# Stored data:
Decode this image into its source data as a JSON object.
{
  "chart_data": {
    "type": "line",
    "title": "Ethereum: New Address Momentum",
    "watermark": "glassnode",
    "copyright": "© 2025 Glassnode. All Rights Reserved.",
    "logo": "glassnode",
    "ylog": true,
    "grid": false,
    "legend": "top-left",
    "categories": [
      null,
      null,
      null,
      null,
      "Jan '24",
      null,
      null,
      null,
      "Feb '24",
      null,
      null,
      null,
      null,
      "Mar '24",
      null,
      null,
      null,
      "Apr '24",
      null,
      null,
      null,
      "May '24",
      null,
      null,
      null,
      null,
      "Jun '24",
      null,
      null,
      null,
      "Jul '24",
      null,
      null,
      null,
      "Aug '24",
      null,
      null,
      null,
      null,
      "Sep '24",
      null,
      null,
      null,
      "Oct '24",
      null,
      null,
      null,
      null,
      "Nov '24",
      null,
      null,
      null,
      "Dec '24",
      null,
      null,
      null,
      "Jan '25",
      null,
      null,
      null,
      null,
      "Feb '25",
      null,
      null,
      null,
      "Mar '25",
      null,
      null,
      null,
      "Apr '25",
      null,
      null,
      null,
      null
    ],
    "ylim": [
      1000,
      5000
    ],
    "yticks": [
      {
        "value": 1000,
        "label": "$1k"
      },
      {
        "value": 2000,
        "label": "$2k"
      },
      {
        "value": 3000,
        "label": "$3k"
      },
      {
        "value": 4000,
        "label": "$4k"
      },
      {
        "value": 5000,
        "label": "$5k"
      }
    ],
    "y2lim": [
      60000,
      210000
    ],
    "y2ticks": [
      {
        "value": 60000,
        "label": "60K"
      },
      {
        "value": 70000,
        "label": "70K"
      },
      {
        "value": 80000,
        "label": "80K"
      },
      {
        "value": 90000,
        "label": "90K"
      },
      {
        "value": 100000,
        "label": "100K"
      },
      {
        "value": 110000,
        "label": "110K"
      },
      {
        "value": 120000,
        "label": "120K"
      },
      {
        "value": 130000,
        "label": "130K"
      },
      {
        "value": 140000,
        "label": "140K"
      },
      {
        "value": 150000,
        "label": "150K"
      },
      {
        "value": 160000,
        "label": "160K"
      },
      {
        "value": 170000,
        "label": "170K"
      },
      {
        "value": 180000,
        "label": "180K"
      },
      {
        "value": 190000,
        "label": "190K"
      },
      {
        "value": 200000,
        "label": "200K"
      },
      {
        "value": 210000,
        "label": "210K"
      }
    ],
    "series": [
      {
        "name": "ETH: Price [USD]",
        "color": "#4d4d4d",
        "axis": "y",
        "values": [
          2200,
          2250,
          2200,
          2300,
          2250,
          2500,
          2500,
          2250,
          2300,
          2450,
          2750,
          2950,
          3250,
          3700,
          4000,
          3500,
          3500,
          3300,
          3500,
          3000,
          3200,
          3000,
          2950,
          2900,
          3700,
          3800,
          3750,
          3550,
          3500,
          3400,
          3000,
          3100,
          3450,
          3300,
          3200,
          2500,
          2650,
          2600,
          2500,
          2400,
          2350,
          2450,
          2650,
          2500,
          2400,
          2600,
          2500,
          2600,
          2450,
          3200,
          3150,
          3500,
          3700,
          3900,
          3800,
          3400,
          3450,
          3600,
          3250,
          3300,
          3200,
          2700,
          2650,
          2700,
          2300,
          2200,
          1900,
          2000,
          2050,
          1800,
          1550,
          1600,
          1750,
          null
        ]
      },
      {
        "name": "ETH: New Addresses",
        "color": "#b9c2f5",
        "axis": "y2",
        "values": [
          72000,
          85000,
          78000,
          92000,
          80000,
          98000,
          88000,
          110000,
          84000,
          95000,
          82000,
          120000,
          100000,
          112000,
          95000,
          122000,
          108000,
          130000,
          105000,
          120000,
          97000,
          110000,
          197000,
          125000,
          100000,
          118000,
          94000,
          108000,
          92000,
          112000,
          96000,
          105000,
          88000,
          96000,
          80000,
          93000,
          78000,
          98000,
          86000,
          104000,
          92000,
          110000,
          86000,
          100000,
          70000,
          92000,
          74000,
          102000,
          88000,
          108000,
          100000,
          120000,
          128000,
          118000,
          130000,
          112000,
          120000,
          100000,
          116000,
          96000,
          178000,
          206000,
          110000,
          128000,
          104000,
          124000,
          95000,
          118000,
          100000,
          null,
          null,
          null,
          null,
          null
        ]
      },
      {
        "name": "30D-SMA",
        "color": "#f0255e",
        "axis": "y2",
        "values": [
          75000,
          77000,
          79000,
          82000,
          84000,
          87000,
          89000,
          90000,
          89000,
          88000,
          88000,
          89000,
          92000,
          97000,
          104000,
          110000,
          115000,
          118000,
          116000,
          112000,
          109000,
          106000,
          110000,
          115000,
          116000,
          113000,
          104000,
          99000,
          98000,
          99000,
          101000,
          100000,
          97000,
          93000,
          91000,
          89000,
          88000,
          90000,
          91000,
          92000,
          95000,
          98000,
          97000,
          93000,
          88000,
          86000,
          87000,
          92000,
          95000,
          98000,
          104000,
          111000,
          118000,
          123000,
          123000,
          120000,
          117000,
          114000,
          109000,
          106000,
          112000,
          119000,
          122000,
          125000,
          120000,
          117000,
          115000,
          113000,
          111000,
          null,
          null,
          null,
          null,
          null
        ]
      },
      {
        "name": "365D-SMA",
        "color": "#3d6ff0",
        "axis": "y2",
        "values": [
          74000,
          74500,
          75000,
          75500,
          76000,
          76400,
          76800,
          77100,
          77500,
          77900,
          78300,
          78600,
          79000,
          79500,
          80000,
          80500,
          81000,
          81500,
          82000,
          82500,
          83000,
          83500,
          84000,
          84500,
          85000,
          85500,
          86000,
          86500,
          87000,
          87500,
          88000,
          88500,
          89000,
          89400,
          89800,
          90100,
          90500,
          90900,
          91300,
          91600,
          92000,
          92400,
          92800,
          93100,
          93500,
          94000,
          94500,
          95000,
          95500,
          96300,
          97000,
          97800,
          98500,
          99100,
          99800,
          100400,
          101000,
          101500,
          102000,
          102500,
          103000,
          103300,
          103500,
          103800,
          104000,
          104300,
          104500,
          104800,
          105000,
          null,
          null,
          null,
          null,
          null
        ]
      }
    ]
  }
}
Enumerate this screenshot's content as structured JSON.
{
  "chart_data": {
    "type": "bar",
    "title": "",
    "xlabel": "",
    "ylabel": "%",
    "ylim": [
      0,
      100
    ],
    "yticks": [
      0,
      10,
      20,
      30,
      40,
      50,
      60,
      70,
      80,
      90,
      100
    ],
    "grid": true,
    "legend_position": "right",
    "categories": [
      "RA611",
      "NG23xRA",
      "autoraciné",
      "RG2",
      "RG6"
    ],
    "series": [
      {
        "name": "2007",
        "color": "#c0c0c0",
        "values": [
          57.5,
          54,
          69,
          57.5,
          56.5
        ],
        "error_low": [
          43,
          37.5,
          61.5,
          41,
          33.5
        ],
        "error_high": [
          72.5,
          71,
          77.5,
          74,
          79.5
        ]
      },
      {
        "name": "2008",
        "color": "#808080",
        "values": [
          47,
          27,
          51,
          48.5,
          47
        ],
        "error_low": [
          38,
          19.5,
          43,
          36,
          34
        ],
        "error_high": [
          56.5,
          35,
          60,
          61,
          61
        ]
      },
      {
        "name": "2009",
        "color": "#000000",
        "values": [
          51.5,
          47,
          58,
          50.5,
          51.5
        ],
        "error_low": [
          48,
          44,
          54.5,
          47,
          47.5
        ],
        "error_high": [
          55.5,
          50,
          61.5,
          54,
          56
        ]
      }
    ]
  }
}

# Given instruction:
Select and copy every line of the listing with the word "title".

# Exercise response:
    "title": "Ethereum: New Address Momentum",
    "title": "",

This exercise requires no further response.